┌─ MATERIAL SHOWN

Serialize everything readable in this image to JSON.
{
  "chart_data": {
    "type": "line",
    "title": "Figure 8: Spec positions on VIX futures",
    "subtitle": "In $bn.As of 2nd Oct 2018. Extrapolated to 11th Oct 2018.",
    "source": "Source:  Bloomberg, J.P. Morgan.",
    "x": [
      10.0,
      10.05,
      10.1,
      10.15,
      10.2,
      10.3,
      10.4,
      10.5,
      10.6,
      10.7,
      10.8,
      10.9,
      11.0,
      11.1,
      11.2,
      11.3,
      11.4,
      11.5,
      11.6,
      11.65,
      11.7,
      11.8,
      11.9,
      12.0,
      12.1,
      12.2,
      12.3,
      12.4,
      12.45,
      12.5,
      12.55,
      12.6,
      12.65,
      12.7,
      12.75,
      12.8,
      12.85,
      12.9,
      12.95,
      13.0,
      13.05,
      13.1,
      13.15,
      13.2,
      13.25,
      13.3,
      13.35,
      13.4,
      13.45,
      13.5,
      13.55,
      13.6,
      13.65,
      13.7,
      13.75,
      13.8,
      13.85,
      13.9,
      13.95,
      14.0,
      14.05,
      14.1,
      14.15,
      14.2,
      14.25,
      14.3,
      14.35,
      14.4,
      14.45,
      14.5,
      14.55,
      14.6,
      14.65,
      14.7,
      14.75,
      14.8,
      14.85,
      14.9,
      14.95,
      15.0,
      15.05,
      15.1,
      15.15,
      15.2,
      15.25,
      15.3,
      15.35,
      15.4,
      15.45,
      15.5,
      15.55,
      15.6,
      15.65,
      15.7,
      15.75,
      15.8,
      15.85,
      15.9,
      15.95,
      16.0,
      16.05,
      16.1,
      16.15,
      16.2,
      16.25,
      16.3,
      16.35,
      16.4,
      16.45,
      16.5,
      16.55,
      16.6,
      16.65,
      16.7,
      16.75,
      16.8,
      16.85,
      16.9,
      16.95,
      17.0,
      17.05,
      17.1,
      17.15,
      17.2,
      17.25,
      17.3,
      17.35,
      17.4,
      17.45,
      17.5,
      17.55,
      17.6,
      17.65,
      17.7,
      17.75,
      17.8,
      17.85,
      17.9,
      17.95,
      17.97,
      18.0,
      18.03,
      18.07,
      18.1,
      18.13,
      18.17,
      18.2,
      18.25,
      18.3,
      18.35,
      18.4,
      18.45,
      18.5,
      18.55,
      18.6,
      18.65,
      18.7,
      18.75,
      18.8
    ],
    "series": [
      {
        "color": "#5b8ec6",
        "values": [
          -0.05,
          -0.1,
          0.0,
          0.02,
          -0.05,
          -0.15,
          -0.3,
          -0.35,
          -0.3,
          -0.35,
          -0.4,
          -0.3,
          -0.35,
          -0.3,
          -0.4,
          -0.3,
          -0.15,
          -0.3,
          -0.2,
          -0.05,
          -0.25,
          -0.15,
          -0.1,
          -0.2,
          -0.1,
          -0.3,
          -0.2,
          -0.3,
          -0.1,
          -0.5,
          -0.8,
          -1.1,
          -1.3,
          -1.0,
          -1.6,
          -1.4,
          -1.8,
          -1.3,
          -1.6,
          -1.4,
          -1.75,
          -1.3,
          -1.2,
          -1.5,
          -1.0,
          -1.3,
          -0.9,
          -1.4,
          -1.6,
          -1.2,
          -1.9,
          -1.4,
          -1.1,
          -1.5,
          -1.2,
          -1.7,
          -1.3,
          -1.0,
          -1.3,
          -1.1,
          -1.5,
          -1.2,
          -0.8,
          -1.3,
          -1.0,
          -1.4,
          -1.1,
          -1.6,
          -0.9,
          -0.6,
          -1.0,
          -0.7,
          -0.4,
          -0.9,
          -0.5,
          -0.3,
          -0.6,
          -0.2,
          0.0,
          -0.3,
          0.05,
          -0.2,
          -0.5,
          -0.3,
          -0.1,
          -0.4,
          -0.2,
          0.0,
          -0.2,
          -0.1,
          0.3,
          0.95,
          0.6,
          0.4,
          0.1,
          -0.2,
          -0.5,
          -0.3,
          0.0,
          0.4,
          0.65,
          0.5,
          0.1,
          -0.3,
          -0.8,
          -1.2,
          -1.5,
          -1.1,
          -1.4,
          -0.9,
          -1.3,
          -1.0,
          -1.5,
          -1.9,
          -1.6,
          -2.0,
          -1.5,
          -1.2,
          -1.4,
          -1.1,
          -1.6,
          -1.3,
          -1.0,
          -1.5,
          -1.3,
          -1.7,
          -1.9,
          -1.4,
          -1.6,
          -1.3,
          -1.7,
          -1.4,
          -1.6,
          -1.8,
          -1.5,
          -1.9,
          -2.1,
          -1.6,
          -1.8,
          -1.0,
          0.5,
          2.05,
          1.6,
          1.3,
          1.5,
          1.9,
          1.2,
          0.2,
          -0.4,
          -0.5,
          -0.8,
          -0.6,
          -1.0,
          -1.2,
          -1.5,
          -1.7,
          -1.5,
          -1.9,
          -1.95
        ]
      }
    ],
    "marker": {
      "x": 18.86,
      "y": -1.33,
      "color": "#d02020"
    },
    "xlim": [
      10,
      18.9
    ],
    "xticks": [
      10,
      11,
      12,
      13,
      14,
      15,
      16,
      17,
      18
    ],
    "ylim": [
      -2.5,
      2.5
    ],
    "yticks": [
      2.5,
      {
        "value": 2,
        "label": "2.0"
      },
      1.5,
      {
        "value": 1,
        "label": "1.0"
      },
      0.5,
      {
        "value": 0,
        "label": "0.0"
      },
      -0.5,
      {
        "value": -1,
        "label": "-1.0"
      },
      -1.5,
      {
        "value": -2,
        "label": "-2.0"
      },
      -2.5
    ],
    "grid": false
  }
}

└─

## [PROBLEM STATEMENT]
Report how many lines of the preceding records include "label". Output the number only.

## [THE RESPONSE]
5